§ What needs to be done
Search the material for the string "subtitle" and copy each line where it occurs.

Start of Information given

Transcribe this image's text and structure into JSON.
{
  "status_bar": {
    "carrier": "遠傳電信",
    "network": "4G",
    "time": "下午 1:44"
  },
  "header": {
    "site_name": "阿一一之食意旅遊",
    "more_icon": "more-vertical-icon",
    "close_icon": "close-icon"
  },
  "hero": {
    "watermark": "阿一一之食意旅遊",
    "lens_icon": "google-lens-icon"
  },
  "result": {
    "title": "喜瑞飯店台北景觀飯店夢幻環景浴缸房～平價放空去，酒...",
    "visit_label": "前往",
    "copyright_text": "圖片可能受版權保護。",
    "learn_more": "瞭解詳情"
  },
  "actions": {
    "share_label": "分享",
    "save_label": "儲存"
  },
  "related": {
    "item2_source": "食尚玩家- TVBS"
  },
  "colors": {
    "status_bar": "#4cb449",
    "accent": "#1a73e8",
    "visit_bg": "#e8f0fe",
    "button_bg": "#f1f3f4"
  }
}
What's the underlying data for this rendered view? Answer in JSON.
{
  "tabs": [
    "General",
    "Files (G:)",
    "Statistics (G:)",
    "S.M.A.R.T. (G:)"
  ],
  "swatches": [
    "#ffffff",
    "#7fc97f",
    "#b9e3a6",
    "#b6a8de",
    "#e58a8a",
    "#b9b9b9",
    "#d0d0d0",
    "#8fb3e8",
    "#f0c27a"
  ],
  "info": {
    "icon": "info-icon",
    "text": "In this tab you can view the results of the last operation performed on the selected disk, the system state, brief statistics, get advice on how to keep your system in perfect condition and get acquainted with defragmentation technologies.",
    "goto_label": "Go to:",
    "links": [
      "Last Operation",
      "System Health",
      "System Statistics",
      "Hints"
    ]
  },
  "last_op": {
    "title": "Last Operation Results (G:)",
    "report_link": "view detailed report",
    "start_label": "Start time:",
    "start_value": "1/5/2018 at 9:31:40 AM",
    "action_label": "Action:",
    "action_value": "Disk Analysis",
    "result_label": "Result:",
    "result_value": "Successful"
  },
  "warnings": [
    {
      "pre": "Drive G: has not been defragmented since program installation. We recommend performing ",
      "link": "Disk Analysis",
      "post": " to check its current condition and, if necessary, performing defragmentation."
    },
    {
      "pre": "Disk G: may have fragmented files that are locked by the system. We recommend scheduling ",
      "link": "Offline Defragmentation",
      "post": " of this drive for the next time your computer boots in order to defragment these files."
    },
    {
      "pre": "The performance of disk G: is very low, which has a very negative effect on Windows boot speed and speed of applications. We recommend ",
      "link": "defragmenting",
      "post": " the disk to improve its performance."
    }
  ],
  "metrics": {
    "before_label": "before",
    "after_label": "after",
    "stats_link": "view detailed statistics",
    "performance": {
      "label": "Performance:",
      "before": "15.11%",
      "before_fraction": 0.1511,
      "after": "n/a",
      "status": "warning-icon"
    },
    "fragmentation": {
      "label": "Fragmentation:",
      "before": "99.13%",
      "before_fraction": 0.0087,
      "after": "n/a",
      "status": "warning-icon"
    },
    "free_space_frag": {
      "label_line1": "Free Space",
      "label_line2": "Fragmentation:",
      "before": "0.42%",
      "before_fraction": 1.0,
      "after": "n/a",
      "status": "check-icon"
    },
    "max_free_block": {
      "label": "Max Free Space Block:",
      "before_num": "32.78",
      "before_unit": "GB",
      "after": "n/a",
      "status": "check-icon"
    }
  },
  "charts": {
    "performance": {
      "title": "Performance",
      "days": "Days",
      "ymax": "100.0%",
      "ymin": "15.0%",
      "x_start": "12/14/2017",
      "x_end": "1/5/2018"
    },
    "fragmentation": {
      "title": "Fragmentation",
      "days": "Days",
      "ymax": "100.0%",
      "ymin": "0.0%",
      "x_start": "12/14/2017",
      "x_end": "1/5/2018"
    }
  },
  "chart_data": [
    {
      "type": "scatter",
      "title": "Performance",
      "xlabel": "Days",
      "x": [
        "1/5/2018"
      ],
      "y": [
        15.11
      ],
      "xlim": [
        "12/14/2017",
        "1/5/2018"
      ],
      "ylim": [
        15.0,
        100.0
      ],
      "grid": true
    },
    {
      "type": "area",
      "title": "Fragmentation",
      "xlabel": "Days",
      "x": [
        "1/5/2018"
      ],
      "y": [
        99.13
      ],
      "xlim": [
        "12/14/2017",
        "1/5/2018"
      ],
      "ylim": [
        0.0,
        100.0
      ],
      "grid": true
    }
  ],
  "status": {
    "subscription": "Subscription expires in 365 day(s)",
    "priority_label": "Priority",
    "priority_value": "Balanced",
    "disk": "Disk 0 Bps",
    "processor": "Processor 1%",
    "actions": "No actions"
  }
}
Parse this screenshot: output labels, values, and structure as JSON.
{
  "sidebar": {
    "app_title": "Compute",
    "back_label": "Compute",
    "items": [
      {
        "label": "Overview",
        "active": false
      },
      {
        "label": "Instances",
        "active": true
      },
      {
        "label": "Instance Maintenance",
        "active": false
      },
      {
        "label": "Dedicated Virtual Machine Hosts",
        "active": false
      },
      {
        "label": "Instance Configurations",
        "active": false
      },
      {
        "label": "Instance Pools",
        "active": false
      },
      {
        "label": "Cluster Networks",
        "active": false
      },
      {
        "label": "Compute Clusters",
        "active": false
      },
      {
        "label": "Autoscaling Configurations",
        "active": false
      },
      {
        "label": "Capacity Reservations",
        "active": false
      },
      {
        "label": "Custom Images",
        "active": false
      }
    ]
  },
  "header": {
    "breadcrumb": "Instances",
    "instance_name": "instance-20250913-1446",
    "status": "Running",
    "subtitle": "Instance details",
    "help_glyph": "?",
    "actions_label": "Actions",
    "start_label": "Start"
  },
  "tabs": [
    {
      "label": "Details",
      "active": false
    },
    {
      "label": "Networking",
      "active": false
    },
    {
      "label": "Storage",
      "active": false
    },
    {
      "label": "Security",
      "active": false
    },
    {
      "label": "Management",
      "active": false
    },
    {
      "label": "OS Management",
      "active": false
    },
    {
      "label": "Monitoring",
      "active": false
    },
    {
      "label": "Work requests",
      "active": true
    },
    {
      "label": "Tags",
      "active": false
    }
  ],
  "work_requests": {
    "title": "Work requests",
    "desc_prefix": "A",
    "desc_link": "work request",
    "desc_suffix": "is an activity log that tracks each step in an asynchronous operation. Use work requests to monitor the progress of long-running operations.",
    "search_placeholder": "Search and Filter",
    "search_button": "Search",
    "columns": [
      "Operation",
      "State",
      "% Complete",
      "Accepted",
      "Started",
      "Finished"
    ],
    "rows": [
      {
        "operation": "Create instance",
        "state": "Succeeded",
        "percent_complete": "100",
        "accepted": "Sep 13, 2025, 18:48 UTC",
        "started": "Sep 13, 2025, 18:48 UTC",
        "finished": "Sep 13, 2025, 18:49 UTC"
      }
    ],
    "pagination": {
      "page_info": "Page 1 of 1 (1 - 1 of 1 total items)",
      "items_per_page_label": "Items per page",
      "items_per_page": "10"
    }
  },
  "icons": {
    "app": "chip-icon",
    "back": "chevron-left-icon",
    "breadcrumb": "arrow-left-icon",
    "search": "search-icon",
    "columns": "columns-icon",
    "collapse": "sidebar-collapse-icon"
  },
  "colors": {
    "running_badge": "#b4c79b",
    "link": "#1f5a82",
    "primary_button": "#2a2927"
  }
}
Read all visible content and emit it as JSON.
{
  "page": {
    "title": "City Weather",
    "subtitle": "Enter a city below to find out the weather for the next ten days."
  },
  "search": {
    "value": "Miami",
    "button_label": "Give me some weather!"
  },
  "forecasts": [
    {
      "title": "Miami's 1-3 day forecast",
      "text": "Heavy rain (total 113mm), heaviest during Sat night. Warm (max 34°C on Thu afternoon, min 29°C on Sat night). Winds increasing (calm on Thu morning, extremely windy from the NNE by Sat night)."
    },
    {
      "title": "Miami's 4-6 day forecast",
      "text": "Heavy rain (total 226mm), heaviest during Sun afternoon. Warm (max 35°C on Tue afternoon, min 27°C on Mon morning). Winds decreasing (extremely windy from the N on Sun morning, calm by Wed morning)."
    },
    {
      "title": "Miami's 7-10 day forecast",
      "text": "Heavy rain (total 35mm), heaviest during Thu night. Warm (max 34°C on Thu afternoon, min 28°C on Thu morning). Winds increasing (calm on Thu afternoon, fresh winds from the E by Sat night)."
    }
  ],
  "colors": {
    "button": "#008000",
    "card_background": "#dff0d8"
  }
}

End of Information given

§ Exercise response
    "subtitle": "Instance details",
    "subtitle": "Enter a city below to find out the weather for the next ten days."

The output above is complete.